* Task directions
What you print should match the entries exactly, only without the pictures.

══ Data provided ══

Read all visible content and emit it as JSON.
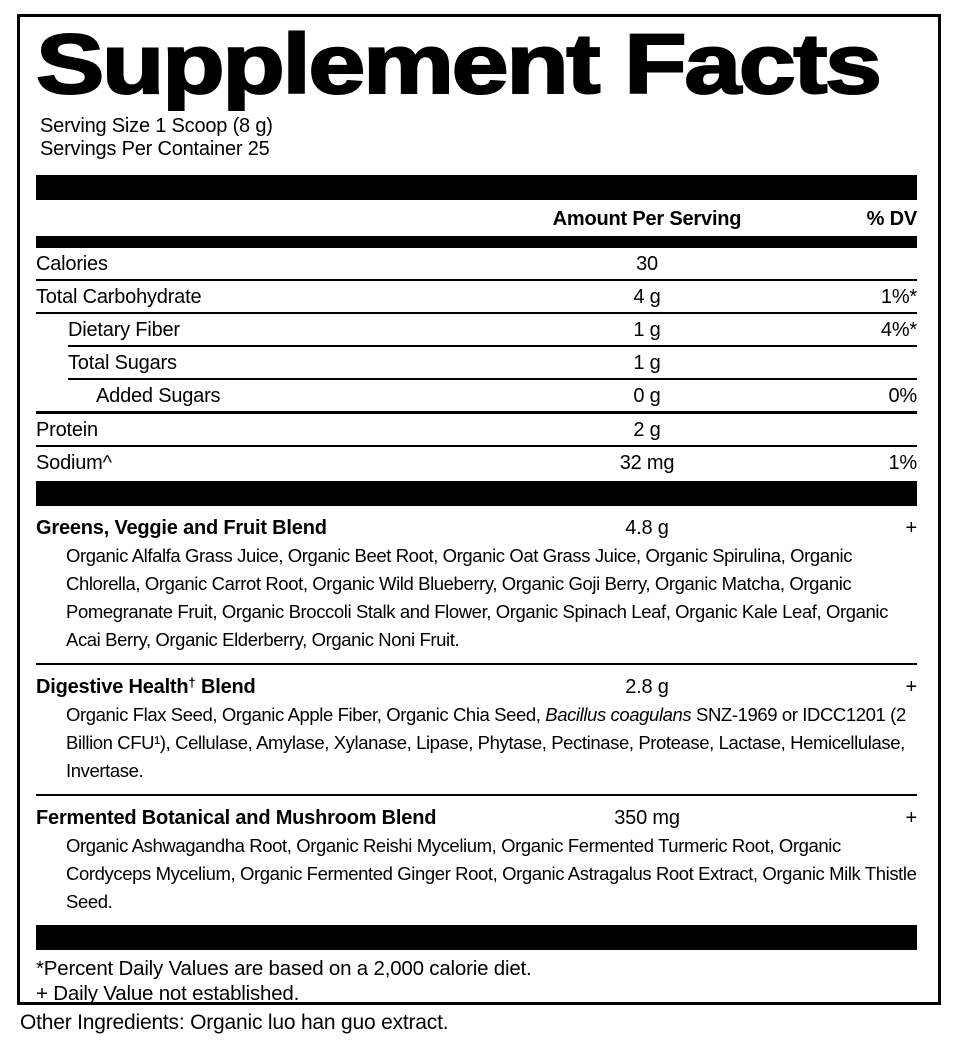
{
  "title": "Supplement Facts",
  "serving": {
    "size_label": "Serving Size 1 Scoop (8 g)",
    "container_label": "Servings Per Container 25"
  },
  "table": {
    "amount_header": "Amount Per Serving",
    "dv_header": "% DV",
    "rows": [
      {
        "name": "Calories",
        "amount": "30",
        "dv": ""
      },
      {
        "name": "Total Carbohydrate",
        "amount": "4 g",
        "dv": "1%*"
      },
      {
        "name": "Dietary Fiber",
        "amount": "1 g",
        "dv": "4%*"
      },
      {
        "name": "Total Sugars",
        "amount": "1 g",
        "dv": ""
      },
      {
        "name": "Added Sugars",
        "amount": "0 g",
        "dv": "0%"
      },
      {
        "name": "Protein",
        "amount": "2 g",
        "dv": ""
      },
      {
        "name": "Sodium^",
        "amount": "32 mg",
        "dv": "1%"
      }
    ]
  },
  "blends": [
    {
      "name_pre": "Greens, Veggie and Fruit Blend",
      "name_sup": "",
      "name_post": "",
      "amount": "4.8 g",
      "dv": "+",
      "ingredients_pre": "Organic Alfalfa Grass Juice, Organic Beet Root, Organic Oat Grass Juice, Organic Spirulina, Organic Chlorella, Organic Carrot Root, Organic Wild Blueberry, Organic Goji Berry, Organic Matcha, Organic Pomegranate Fruit, Organic Broccoli Stalk and Flower, Organic Spinach Leaf, Organic Kale Leaf, Organic Acai Berry, Organic Elderberry, Organic Noni Fruit.",
      "ingredients_italic": "",
      "ingredients_post": ""
    },
    {
      "name_pre": "Digestive Health",
      "name_sup": "†",
      "name_post": " Blend",
      "amount": "2.8 g",
      "dv": "+",
      "ingredients_pre": "Organic Flax Seed, Organic Apple Fiber, Organic Chia Seed, ",
      "ingredients_italic": "Bacillus coagulans",
      "ingredients_post": " SNZ-1969 or IDCC1201 (2 Billion CFU¹), Cellulase, Amylase, Xylanase, Lipase, Phytase, Pectinase, Protease, Lactase, Hemicellulase, Invertase."
    },
    {
      "name_pre": "Fermented Botanical and Mushroom Blend",
      "name_sup": "",
      "name_post": "",
      "amount": "350 mg",
      "dv": "+",
      "ingredients_pre": "Organic Ashwagandha Root, Organic Reishi Mycelium, Organic Fermented Turmeric Root, Organic Cordyceps Mycelium, Organic Fermented Ginger Root, Organic Astragalus Root Extract, Organic Milk Thistle Seed.",
      "ingredients_italic": "",
      "ingredients_post": ""
    }
  ],
  "footnotes": {
    "dv_note": "*Percent Daily Values are based on a 2,000 calorie diet.",
    "plus_note": "+ Daily Value not established."
  },
  "other_ingredients": "Other Ingredients: Organic luo han guo extract.",
  "colors": {
    "ink": "#000000",
    "background": "#ffffff"
  }
}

═══

* Problem solution
Read all visible content and emit it as JSON.
{
  "title": "Supplement Facts",
  "serving": {
    "size_label": "Serving Size 1 Scoop (8 g)",
    "container_label": "Servings Per Container 25"
  },
  "table": {
    "amount_header": "Amount Per Serving",
    "dv_header": "% DV",
    "rows": [
      {
        "name": "Calories",
        "amount": "30",
        "dv": ""
      },
      {
        "name": "Total Carbohydrate",
        "amount": "4 g",
        "dv": "1%*"
      },
      {
        "name": "Dietary Fiber",
        "amount": "1 g",
        "dv": "4%*"
      },
      {
        "name": "Total Sugars",
        "amount": "1 g",
        "dv": ""
      },
      {
        "name": "Added Sugars",
        "amount": "0 g",
        "dv": "0%"
      },
      {
        "name": "Protein",
        "amount": "2 g",
        "dv": ""
      },
      {
        "name": "Sodium^",
        "amount": "32 mg",
        "dv": "1%"
      }
    ]
  },
  "blends": [
    {
      "name_pre": "Greens, Veggie and Fruit Blend",
      "name_sup": "",
      "name_post": "",
      "amount": "4.8 g",
      "dv": "+",
      "ingredients_pre": "Organic Alfalfa Grass Juice, Organic Beet Root, Organic Oat Grass Juice, Organic Spirulina, Organic Chlorella, Organic Carrot Root, Organic Wild Blueberry, Organic Goji Berry, Organic Matcha, Organic Pomegranate Fruit, Organic Broccoli Stalk and Flower, Organic Spinach Leaf, Organic Kale Leaf, Organic Acai Berry, Organic Elderberry, Organic Noni Fruit.",
      "ingredients_italic": "",
      "ingredients_post": ""
    },
    {
      "name_pre": "Digestive Health",
      "name_sup": "†",
      "name_post": " Blend",
      "amount": "2.8 g",
      "dv": "+",
      "ingredients_pre": "Organic Flax Seed, Organic Apple Fiber, Organic Chia Seed, ",
      "ingredients_italic": "Bacillus coagulans",
      "ingredients_post": " SNZ-1969 or IDCC1201 (2 Billion CFU¹), Cellulase, Amylase, Xylanase, Lipase, Phytase, Pectinase, Protease, Lactase, Hemicellulase, Invertase."
    },
    {
      "name_pre": "Fermented Botanical and Mushroom Blend",
      "name_sup": "",
      "name_post": "",
      "amount": "350 mg",
      "dv": "+",
      "ingredients_pre": "Organic Ashwagandha Root, Organic Reishi Mycelium, Organic Fermented Turmeric Root, Organic Cordyceps Mycelium, Organic Fermented Ginger Root, Organic Astragalus Root Extract, Organic Milk Thistle Seed.",
      "ingredients_italic": "",
      "ingredients_post": ""
    }
  ],
  "footnotes": {
    "dv_note": "*Percent Daily Values are based on a 2,000 calorie diet.",
    "plus_note": "+ Daily Value not established."
  },
  "other_ingredients": "Other Ingredients: Organic luo han guo extract.",
  "colors": {
    "ink": "#000000",
    "background": "#ffffff"
  }
}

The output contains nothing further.